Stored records

[start]

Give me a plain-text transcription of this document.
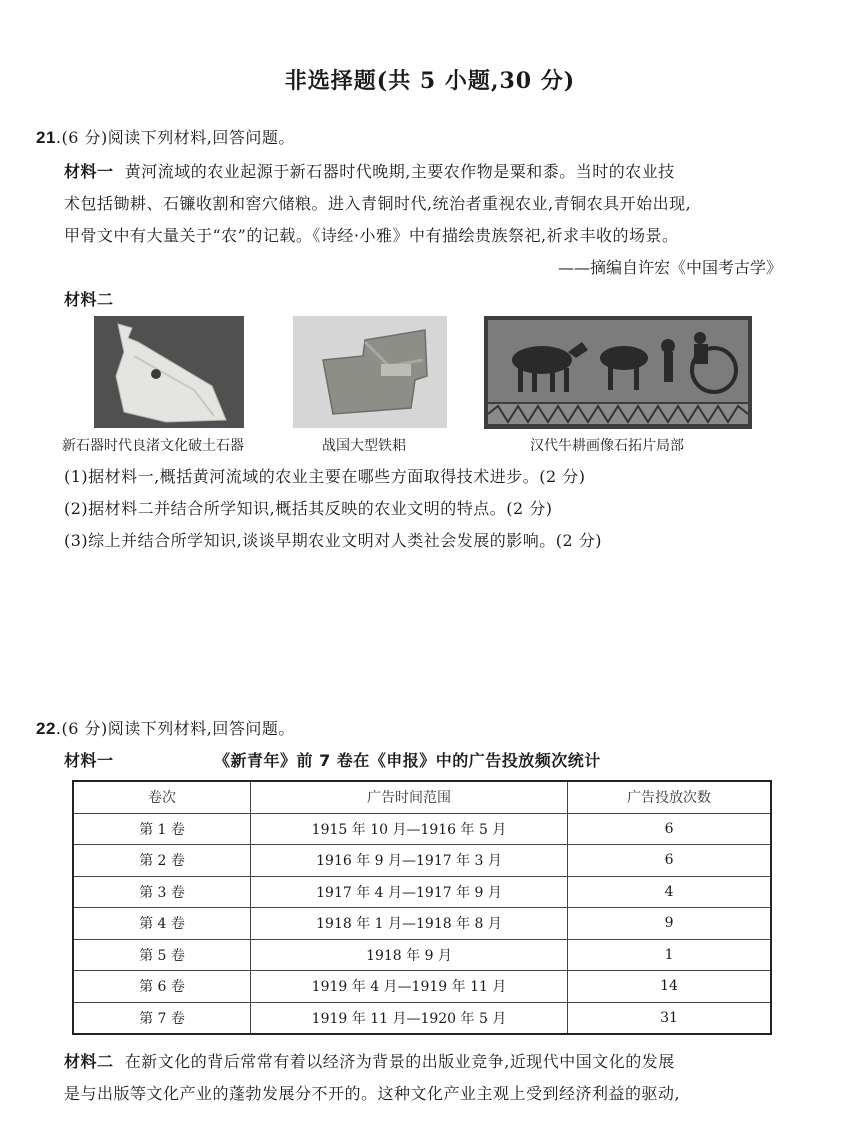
非选择题(共 5 小题,30 分)
21.(6 分)阅读下列材料,回答问题。
材料一 黄河流域的农业起源于新石器时代晚期,主要农作物是粟和黍。当时的农业技
术包括锄耕、石镰收割和窖穴储粮。进入青铜时代,统治者重视农业,青铜农具开始出现,
甲骨文中有大量关于“农”的记载。《诗经·小雅》中有描绘贵族祭祀,祈求丰收的场景。
——摘编自许宏《中国考古学》
材料二
新石器时代良渚文化破土石器	战国大型铁耜	汉代牛耕画像石拓片局部
(1)据材料一,概括黄河流域的农业主要在哪些方面取得技术进步。(2 分)
(2)据材料二并结合所学知识,概括其反映的农业文明的特点。(2 分)
(3)综上并结合所学知识,谈谈早期农业文明对人类社会发展的影响。(2 分)
22.(6 分)阅读下列材料,回答问题。
材料一	《新青年》前 7 卷在《申报》中的广告投放频次统计
卷次	广告时间范围	广告投放次数
第 1 卷	1915 年 10 月—1916 年 5 月	6
第 2 卷	1916 年 9 月—1917 年 3 月	6
第 3 卷	1917 年 4 月—1917 年 9 月	4
第 4 卷	1918 年 1 月—1918 年 8 月	9
第 5 卷	1918 年 9 月	1
第 6 卷	1919 年 4 月—1919 年 11 月	14
第 7 卷	1919 年 11 月—1920 年 5 月	31
材料二 在新文化的背后常常有着以经济为背景的出版业竞争,近现代中国文化的发展
是与出版等文化产业的蓬勃发展分不开的。这种文化产业主观上受到经济利益的驱动,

[end]

> Task statement
Leaving out the pictures, repeat the data above exactly.

> Response to this task
Give me a plain-text transcription of this document.
非选择题(共 5 小题,30 分)
21.(6 分)阅读下列材料,回答问题。
材料一 黄河流域的农业起源于新石器时代晚期,主要农作物是粟和黍。当时的农业技
术包括锄耕、石镰收割和窖穴储粮。进入青铜时代,统治者重视农业,青铜农具开始出现,
甲骨文中有大量关于“农”的记载。《诗经·小雅》中有描绘贵族祭祀,祈求丰收的场景。
——摘编自许宏《中国考古学》
材料二
新石器时代良渚文化破土石器	战国大型铁耜	汉代牛耕画像石拓片局部
(1)据材料一,概括黄河流域的农业主要在哪些方面取得技术进步。(2 分)
(2)据材料二并结合所学知识,概括其反映的农业文明的特点。(2 分)
(3)综上并结合所学知识,谈谈早期农业文明对人类社会发展的影响。(2 分)
22.(6 分)阅读下列材料,回答问题。
材料一	《新青年》前 7 卷在《申报》中的广告投放频次统计
卷次	广告时间范围	广告投放次数
第 1 卷	1915 年 10 月—1916 年 5 月	6
第 2 卷	1916 年 9 月—1917 年 3 月	6
第 3 卷	1917 年 4 月—1917 年 9 月	4
第 4 卷	1918 年 1 月—1918 年 8 月	9
第 5 卷	1918 年 9 月	1
第 6 卷	1919 年 4 月—1919 年 11 月	14
第 7 卷	1919 年 11 月—1920 年 5 月	31
材料二 在新文化的背后常常有着以经济为背景的出版业竞争,近现代中国文化的发展
是与出版等文化产业的蓬勃发展分不开的。这种文化产业主观上受到经济利益的驱动,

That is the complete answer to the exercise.